CONSEGNA
Indica se ciascuna delle affermazioni seguenti concorda con il documento, rispondendo sì o no e citando alla lettera le parole del documento che lo stabiliscono. 1. Svetlana Kasyan ha sostituito Barbara Frittoli nella parte di Elisabetta dalla recita del 17 aprile. 2. Nella romanza «Non pianger mia compagna» l'intonazione della Kasyan risulta impeccabile. 3. L'aria «Tu che le vanità conoscesti del mondo» si trova nel IV atto.

DOCUMENTO
※ ※ ※

A partire dalla recita del 17 aprile, Barbara Frittoli è stata sostituita nella parte di Elisabetta da Svetlana Kasyan anche quando era prevista la prima compagnia; è quindi opportuno iniziare con questa cantante la rassegna delle nuove voci. Artista dai tratti vocali solidi e omogenei, la Kasyan si adatta bene al ruolo, soprattutto nei momenti più drammatici ed enfatici; al contrario, in quelli più elegiaci, quando il tempo musicale e l’orchestrazione potrebbero favorirla, emergono alcuni difetti, come la non sempre impeccabile intonazione (per esempio nella struggente romanza «Non pianger mia compagna» del I atto), forse dovuta a una naturale stanchezza. Colore e intensità sono però quelli giusti sia nel quartetto del III atto sia nella grande aria solistica del IV, «Tu che le vanità conoscesti del mondo».

※ ※ ※

Annotazioni delle regioni
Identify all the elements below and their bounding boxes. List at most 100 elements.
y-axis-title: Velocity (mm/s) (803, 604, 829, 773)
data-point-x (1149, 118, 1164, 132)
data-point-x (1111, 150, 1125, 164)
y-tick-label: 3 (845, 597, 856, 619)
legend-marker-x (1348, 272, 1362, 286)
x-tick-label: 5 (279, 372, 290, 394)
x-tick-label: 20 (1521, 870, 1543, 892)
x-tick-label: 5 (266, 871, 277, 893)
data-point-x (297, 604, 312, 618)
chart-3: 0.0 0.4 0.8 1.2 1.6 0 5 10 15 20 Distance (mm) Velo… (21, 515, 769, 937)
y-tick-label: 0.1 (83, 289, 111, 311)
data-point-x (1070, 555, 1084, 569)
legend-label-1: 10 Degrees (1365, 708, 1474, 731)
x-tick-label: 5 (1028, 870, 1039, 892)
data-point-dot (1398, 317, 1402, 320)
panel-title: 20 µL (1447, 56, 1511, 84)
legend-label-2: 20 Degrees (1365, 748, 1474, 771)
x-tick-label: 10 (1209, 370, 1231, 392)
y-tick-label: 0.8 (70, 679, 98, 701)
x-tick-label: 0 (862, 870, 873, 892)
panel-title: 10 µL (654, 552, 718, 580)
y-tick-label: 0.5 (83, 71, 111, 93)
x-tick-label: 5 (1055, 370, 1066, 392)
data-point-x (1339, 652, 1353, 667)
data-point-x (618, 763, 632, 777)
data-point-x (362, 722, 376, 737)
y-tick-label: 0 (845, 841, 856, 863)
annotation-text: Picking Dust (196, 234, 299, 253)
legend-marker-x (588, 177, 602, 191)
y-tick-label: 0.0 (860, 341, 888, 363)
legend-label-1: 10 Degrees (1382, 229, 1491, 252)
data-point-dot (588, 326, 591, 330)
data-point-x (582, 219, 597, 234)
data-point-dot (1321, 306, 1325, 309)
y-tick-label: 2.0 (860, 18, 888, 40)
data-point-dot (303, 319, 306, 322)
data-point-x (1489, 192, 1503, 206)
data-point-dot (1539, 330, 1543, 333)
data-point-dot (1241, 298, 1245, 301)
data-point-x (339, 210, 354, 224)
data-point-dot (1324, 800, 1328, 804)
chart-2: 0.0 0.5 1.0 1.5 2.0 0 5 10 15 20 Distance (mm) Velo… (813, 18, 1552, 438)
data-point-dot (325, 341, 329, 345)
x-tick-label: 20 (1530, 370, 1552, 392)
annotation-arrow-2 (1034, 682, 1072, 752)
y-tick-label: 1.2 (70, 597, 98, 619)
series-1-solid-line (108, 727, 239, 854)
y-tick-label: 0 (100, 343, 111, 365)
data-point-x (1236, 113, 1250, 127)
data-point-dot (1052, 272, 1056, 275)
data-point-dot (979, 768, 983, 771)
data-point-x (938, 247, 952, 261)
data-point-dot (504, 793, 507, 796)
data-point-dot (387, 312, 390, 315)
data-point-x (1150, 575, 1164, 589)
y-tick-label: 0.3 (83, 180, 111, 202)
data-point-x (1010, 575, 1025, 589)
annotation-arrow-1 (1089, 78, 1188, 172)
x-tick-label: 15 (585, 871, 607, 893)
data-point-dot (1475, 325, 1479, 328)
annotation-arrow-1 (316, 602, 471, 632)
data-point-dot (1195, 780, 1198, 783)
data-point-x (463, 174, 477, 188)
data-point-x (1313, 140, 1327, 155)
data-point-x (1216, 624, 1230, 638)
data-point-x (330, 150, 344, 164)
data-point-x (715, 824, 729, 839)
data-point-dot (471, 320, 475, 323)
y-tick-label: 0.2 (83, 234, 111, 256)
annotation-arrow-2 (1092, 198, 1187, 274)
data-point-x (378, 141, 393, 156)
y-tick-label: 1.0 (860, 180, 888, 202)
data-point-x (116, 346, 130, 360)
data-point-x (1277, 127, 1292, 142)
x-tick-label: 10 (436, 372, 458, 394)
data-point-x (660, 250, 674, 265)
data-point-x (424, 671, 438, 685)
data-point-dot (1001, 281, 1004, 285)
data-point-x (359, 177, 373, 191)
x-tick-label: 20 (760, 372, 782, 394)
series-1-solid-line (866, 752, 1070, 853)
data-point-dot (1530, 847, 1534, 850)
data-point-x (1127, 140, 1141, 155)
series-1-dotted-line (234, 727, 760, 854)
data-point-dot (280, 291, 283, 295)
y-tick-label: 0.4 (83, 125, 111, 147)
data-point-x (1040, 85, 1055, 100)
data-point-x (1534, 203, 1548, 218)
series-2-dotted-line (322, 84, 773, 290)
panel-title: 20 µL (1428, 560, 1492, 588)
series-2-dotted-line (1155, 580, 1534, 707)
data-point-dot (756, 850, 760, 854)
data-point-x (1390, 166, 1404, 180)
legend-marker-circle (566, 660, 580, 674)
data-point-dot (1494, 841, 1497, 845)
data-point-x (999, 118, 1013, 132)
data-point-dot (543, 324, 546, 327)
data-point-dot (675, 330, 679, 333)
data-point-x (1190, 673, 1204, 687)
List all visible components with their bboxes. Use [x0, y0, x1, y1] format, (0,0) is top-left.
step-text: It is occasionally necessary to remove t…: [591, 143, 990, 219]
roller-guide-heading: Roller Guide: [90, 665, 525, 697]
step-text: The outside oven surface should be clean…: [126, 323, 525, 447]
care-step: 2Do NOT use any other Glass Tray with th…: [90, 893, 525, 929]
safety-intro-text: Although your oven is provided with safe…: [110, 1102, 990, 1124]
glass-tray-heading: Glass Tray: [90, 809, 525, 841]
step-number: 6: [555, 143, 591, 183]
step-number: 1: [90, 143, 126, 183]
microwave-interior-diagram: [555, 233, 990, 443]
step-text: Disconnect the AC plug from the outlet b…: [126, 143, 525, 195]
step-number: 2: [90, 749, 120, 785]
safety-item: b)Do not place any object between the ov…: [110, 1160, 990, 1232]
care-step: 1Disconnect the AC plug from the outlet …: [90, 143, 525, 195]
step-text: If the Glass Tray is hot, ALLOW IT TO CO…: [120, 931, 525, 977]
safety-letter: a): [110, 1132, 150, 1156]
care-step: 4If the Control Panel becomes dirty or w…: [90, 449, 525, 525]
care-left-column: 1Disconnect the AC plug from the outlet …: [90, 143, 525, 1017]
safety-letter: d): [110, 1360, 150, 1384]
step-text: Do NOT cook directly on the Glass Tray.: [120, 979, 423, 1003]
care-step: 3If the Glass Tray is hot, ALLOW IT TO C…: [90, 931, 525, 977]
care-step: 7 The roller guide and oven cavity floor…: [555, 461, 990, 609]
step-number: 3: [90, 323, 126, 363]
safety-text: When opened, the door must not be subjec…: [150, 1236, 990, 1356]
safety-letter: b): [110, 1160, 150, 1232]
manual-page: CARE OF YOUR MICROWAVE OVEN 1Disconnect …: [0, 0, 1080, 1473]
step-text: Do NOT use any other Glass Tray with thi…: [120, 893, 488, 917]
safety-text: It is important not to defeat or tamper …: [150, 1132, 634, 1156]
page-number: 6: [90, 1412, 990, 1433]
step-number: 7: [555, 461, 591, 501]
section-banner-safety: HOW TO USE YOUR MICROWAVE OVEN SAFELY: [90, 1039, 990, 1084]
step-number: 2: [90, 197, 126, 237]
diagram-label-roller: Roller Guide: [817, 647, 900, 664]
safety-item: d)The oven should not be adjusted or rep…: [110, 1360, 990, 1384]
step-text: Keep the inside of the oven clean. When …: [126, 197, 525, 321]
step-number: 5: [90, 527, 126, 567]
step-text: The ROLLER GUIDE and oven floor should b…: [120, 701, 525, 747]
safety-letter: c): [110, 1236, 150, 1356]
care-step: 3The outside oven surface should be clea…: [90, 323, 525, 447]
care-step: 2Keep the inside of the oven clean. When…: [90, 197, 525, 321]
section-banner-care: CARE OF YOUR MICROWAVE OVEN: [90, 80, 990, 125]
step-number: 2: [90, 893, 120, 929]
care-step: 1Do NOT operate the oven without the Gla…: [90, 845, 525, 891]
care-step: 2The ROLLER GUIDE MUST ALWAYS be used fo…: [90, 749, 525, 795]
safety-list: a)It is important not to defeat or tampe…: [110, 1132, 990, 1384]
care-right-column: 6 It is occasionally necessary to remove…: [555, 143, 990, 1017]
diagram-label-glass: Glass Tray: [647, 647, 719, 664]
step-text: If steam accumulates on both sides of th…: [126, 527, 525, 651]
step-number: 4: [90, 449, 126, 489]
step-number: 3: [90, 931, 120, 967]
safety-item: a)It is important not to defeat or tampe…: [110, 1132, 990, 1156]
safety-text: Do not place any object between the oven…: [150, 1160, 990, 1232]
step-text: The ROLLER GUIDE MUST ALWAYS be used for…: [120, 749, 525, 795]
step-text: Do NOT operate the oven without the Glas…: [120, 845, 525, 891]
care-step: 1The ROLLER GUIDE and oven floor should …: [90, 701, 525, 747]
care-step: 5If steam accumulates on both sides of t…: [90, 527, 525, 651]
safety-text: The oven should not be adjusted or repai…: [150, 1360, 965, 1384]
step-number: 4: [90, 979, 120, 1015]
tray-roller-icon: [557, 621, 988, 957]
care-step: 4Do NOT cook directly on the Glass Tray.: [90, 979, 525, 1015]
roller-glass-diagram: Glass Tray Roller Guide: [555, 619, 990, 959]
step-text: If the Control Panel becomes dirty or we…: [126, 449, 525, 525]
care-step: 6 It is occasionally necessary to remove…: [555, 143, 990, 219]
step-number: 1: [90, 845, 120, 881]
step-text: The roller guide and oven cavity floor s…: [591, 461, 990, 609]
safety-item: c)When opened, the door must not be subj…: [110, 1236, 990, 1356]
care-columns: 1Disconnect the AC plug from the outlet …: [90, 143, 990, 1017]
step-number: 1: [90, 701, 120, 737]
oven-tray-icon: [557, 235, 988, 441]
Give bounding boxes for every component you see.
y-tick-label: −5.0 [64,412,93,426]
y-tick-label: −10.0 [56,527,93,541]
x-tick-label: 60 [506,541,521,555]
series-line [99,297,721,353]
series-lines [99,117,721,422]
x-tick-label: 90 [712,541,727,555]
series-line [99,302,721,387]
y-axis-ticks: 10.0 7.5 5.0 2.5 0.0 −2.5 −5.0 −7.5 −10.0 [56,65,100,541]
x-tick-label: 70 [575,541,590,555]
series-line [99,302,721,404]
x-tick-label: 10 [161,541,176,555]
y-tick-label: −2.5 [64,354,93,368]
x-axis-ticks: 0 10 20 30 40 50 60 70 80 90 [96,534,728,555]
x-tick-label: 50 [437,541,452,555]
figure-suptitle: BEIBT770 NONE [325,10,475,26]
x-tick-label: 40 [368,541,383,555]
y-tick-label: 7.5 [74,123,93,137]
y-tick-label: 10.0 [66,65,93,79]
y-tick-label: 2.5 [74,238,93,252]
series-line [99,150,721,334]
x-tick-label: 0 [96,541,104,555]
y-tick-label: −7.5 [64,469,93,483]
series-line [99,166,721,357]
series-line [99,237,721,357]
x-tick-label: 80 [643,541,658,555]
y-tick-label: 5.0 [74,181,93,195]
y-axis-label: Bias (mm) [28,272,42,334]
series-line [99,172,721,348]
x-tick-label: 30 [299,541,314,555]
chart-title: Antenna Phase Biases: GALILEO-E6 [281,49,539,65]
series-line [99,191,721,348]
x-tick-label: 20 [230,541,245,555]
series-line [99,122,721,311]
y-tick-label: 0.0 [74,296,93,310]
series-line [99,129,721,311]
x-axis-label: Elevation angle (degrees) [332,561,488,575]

※ ※ ※

SOLUZIONE
1. Sì: «A partire dalla recita del 17 aprile, Barbara Frittoli è stata sostituita nella parte di Elisabetta da Svetlana Kasyan».
2. No: «la non sempre impeccabile intonazione (per esempio nella struggente romanza «Non pianger mia compagna» del I atto)».
3. Sì: «nella grande aria solistica del IV, «Tu che le vanità conoscesti del mondo»».